→ What you should do: Copy each line in which the string "bebebe" occurs.

→ Extracted records:
####################

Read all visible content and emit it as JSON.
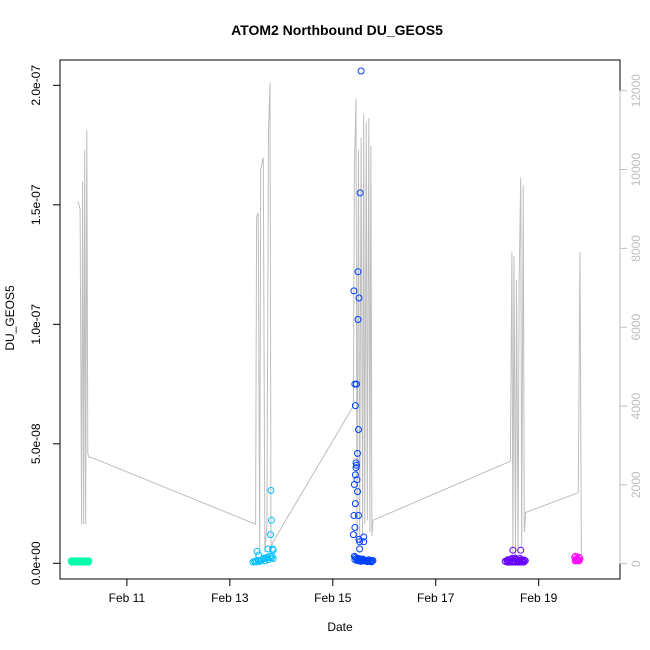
{
  "chart_data": {
    "type": "scatter",
    "title": "ATOM2 Northbound DU_GEOS5",
    "xlabel": "Date",
    "ylabel": "DU_GEOS5",
    "xlim": [
      9.7,
      20.58
    ],
    "ylim": [
      -6.56e-09,
      2.106e-07
    ],
    "y_ticks": [
      0,
      5e-08,
      1e-07,
      1.5e-07,
      2e-07
    ],
    "y_tick_labels": [
      "0.0e+00",
      "5.0e-08",
      "1.0e-07",
      "1.5e-07",
      "2.0e-07"
    ],
    "x_ticks": [
      11,
      13,
      15,
      17,
      19
    ],
    "x_tick_labels": [
      "Feb 11",
      "Feb 13",
      "Feb 15",
      "Feb 17",
      "Feb 19"
    ],
    "y2lim": [
      -390,
      12780
    ],
    "y2_ticks": [
      0,
      2000,
      4000,
      6000,
      8000,
      10000,
      12000
    ],
    "y2_tick_labels": [
      "0",
      "2000",
      "4000",
      "6000",
      "8000",
      "10000",
      "12000"
    ],
    "grid": false,
    "legend": "none",
    "colors": {
      "frame": "#000000",
      "secondary_axis": "#bebebe",
      "altitude_line": "#bebebe"
    },
    "altitude_series": {
      "axis": "right",
      "color": "#bebebe",
      "x": [
        10.05,
        10.09,
        10.12,
        10.14,
        10.16,
        10.18,
        10.2,
        10.22,
        10.24,
        10.26,
        10.28,
        10.3,
        13.5,
        13.52,
        13.55,
        13.58,
        13.6,
        13.63,
        13.65,
        13.68,
        13.72,
        13.75,
        13.78,
        13.8,
        13.82,
        13.86,
        15.4,
        15.42,
        15.45,
        15.47,
        15.5,
        15.52,
        15.55,
        15.58,
        15.6,
        15.62,
        15.65,
        15.67,
        15.7,
        15.72,
        15.74,
        15.76,
        15.78,
        18.45,
        18.48,
        18.5,
        18.52,
        18.55,
        18.57,
        18.6,
        18.62,
        18.65,
        18.67,
        18.7,
        18.72,
        18.75,
        19.77,
        19.8,
        19.83
      ],
      "y": [
        9200,
        9000,
        1000,
        9700,
        1000,
        10500,
        1000,
        11000,
        2800,
        2700,
        2700,
        2700,
        1000,
        8800,
        8900,
        300,
        10000,
        10200,
        10300,
        300,
        1000,
        11000,
        12200,
        300,
        500,
        600,
        4000,
        10000,
        11800,
        500,
        10500,
        500,
        10800,
        700,
        11400,
        1000,
        11200,
        1100,
        11300,
        800,
        10600,
        700,
        1100,
        2600,
        7900,
        200,
        7800,
        200,
        7200,
        200,
        7100,
        9800,
        400,
        9600,
        800,
        1300,
        1800,
        7900,
        200
      ]
    },
    "series": [
      {
        "color": "#00ffaa",
        "x": [
          9.92,
          9.94,
          9.96,
          9.98,
          10.0,
          10.02,
          10.04,
          10.06,
          10.08,
          10.1,
          10.12,
          10.14,
          10.16,
          10.18,
          10.2,
          10.22,
          10.24,
          10.26,
          9.93,
          9.97,
          10.01,
          10.05,
          10.09,
          10.13,
          10.17,
          10.21,
          10.25
        ],
        "y": [
          1e-09,
          1e-09,
          1e-09,
          1.1e-09,
          1e-09,
          1e-09,
          1e-09,
          1e-09,
          1e-09,
          1e-09,
          1e-09,
          1e-09,
          1e-09,
          1e-09,
          1e-09,
          1e-09,
          1e-09,
          1e-09,
          5e-10,
          5e-10,
          5e-10,
          5e-10,
          5e-10,
          5e-10,
          5e-10,
          5e-10,
          5e-10
        ]
      },
      {
        "color": "#00bfff",
        "x": [
          13.45,
          13.48,
          13.5,
          13.52,
          13.55,
          13.58,
          13.6,
          13.62,
          13.65,
          13.68,
          13.7,
          13.72,
          13.75,
          13.78,
          13.8,
          13.82,
          13.84,
          13.56,
          13.66,
          13.74,
          13.79,
          13.81,
          13.8,
          13.83,
          13.84,
          13.53
        ],
        "y": [
          5e-10,
          8e-10,
          1e-09,
          6e-10,
          1.2e-09,
          8e-10,
          1e-09,
          1.5e-09,
          1.8e-09,
          1e-09,
          2e-09,
          2.5e-09,
          1.5e-09,
          3e-09,
          2.2e-09,
          3e-09,
          2e-09,
          3.5e-09,
          2.2e-09,
          6e-09,
          1.2e-08,
          1.8e-08,
          3.05e-08,
          6e-09,
          5.5e-09,
          5e-09
        ]
      },
      {
        "color": "#0040ff",
        "x": [
          15.42,
          15.44,
          15.46,
          15.48,
          15.5,
          15.52,
          15.54,
          15.56,
          15.58,
          15.6,
          15.62,
          15.64,
          15.66,
          15.68,
          15.7,
          15.72,
          15.74,
          15.76,
          15.78,
          15.43,
          15.47,
          15.51,
          15.55,
          15.59,
          15.63,
          15.67,
          15.71,
          15.75,
          15.4,
          15.41,
          15.43,
          15.44,
          15.42,
          15.44,
          15.45,
          15.45,
          15.46,
          15.47,
          15.48,
          15.5,
          15.5,
          15.51,
          15.52,
          15.52,
          15.48,
          15.44,
          15.43,
          15.46,
          15.41,
          15.49,
          15.51,
          15.49,
          15.53,
          15.55,
          15.6,
          15.6
        ],
        "y": [
          3e-09,
          2.5e-09,
          2e-09,
          1.5e-09,
          2e-09,
          1.8e-09,
          1.5e-09,
          1.2e-09,
          1.8e-09,
          1.5e-09,
          1e-09,
          1.2e-09,
          9e-10,
          1e-09,
          1.5e-09,
          1e-09,
          8e-10,
          1e-09,
          1.2e-09,
          1.5e-09,
          1.2e-09,
          1e-09,
          8e-10,
          1.3e-09,
          1e-09,
          7e-10,
          9e-10,
          6e-10,
          1.2e-08,
          2e-08,
          1.5e-08,
          2.5e-08,
          3.3e-08,
          3.7e-08,
          4e-08,
          4.2e-08,
          4.1e-08,
          3.5e-08,
          3e-08,
          2e-08,
          5.6e-08,
          1e-08,
          9e-09,
          6e-09,
          4.6e-08,
          6.6e-08,
          7.5e-08,
          7.5e-08,
          1.14e-07,
          1.22e-07,
          1.11e-07,
          1.02e-07,
          1.55e-07,
          2.06e-07,
          9e-09,
          1.1e-08
        ]
      },
      {
        "color": "#6600ff",
        "x": [
          18.35,
          18.38,
          18.4,
          18.42,
          18.44,
          18.46,
          18.48,
          18.5,
          18.52,
          18.54,
          18.56,
          18.58,
          18.6,
          18.62,
          18.64,
          18.66,
          18.68,
          18.7,
          18.72,
          18.74,
          18.39,
          18.43,
          18.47,
          18.51,
          18.55,
          18.59,
          18.63,
          18.67,
          18.71,
          18.5,
          18.65
        ],
        "y": [
          8e-10,
          1e-09,
          1.5e-09,
          1.2e-09,
          1e-09,
          1.6e-09,
          2e-09,
          1.2e-09,
          1e-09,
          2.2e-09,
          1.8e-09,
          1.5e-09,
          1.2e-09,
          1e-09,
          2e-09,
          1.5e-09,
          1.2e-09,
          1e-09,
          1.4e-09,
          1.1e-09,
          5e-10,
          5e-10,
          5e-10,
          5e-10,
          5e-10,
          5e-10,
          5e-10,
          5e-10,
          5e-10,
          5.5e-09,
          5.5e-09
        ]
      },
      {
        "color": "#ff00ff",
        "x": [
          19.7,
          19.72,
          19.74,
          19.76,
          19.78,
          19.8,
          19.71,
          19.73,
          19.75,
          19.77,
          19.79
        ],
        "y": [
          2.5e-09,
          3e-09,
          2e-09,
          1.5e-09,
          2.5e-09,
          2e-09,
          1e-09,
          1.2e-09,
          1.5e-09,
          1e-09,
          1.2e-09
        ]
      }
    ]
  }
}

####################

→ The response:
      "secondary_axis": "#bebebe",
      "altitude_line": "#bebebe"
      "color": "#bebebe",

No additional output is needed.